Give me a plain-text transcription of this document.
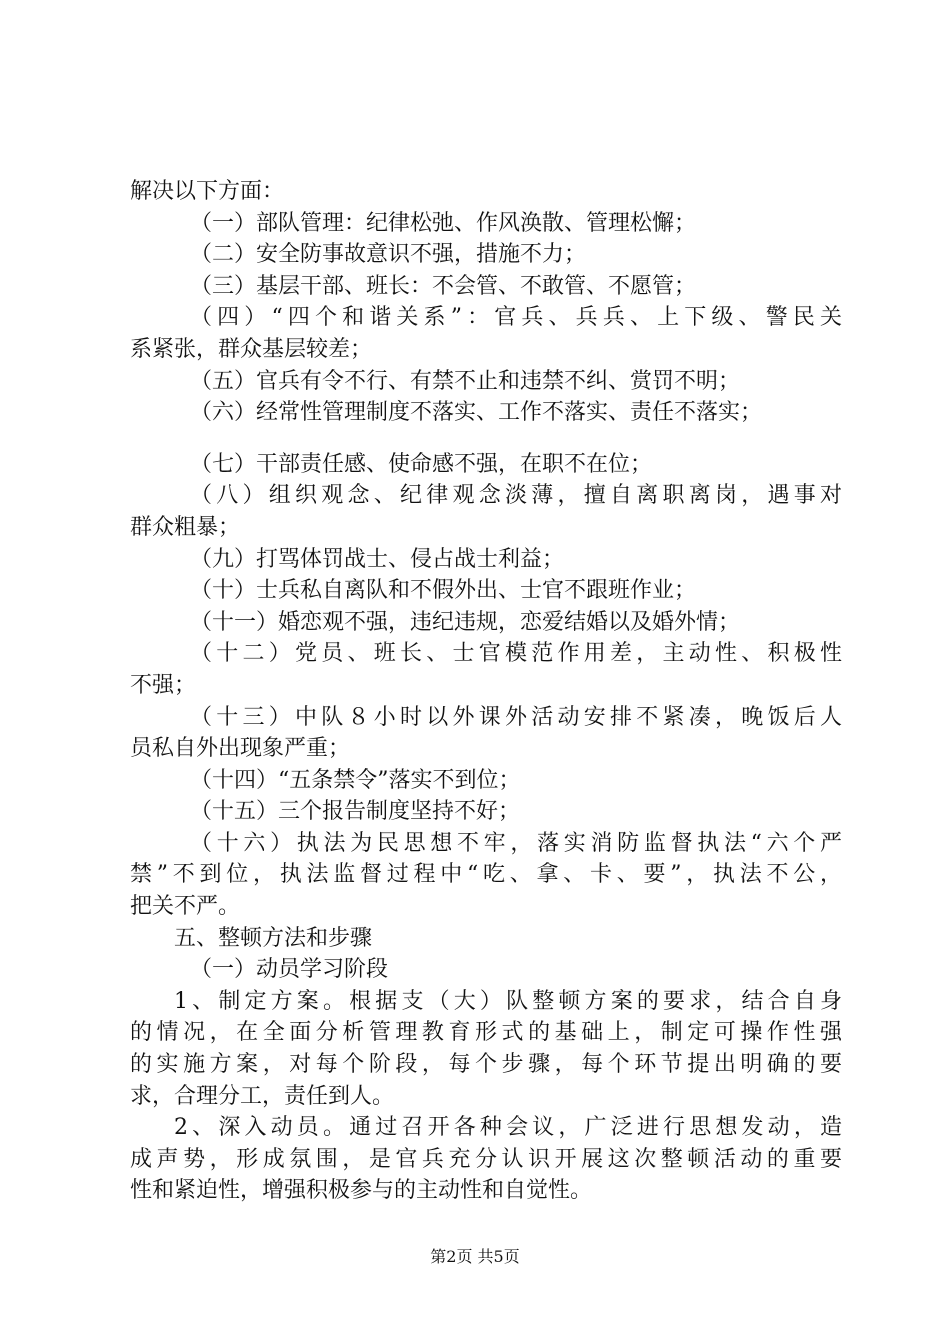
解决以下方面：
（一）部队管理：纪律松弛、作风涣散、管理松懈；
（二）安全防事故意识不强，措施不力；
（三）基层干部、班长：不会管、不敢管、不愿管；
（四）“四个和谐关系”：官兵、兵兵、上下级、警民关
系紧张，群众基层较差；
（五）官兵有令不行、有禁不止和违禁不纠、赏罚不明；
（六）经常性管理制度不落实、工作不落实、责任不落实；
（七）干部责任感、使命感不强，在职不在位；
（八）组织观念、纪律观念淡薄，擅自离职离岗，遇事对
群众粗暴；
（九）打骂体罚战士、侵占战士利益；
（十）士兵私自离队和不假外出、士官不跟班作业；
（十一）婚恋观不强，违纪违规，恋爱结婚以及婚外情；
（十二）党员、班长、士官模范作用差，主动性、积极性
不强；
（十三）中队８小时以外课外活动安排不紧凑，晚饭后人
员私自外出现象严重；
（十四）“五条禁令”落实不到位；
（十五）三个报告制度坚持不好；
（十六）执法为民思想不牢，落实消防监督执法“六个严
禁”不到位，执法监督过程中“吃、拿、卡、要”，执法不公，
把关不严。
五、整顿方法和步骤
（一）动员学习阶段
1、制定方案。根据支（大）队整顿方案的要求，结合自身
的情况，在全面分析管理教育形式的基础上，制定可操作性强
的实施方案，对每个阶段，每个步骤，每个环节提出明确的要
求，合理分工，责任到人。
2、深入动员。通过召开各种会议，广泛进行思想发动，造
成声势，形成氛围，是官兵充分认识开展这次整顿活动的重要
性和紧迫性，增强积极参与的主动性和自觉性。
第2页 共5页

* Brief:
Please repeat the entries exactly. Do not include the pictures.

* In response:
Give me a plain-text transcription of this document.
解决以下方面：
（一）部队管理：纪律松弛、作风涣散、管理松懈；
（二）安全防事故意识不强，措施不力；
（三）基层干部、班长：不会管、不敢管、不愿管；
（四）“四个和谐关系”：官兵、兵兵、上下级、警民关
系紧张，群众基层较差；
（五）官兵有令不行、有禁不止和违禁不纠、赏罚不明；
（六）经常性管理制度不落实、工作不落实、责任不落实；
（七）干部责任感、使命感不强，在职不在位；
（八）组织观念、纪律观念淡薄，擅自离职离岗，遇事对
群众粗暴；
（九）打骂体罚战士、侵占战士利益；
（十）士兵私自离队和不假外出、士官不跟班作业；
（十一）婚恋观不强，违纪违规，恋爱结婚以及婚外情；
（十二）党员、班长、士官模范作用差，主动性、积极性
不强；
（十三）中队８小时以外课外活动安排不紧凑，晚饭后人
员私自外出现象严重；
（十四）“五条禁令”落实不到位；
（十五）三个报告制度坚持不好；
（十六）执法为民思想不牢，落实消防监督执法“六个严
禁”不到位，执法监督过程中“吃、拿、卡、要”，执法不公，
把关不严。
五、整顿方法和步骤
（一）动员学习阶段
1、制定方案。根据支（大）队整顿方案的要求，结合自身
的情况，在全面分析管理教育形式的基础上，制定可操作性强
的实施方案，对每个阶段，每个步骤，每个环节提出明确的要
求，合理分工，责任到人。
2、深入动员。通过召开各种会议，广泛进行思想发动，造
成声势，形成氛围，是官兵充分认识开展这次整顿活动的重要
性和紧迫性，增强积极参与的主动性和自觉性。
第2页 共5页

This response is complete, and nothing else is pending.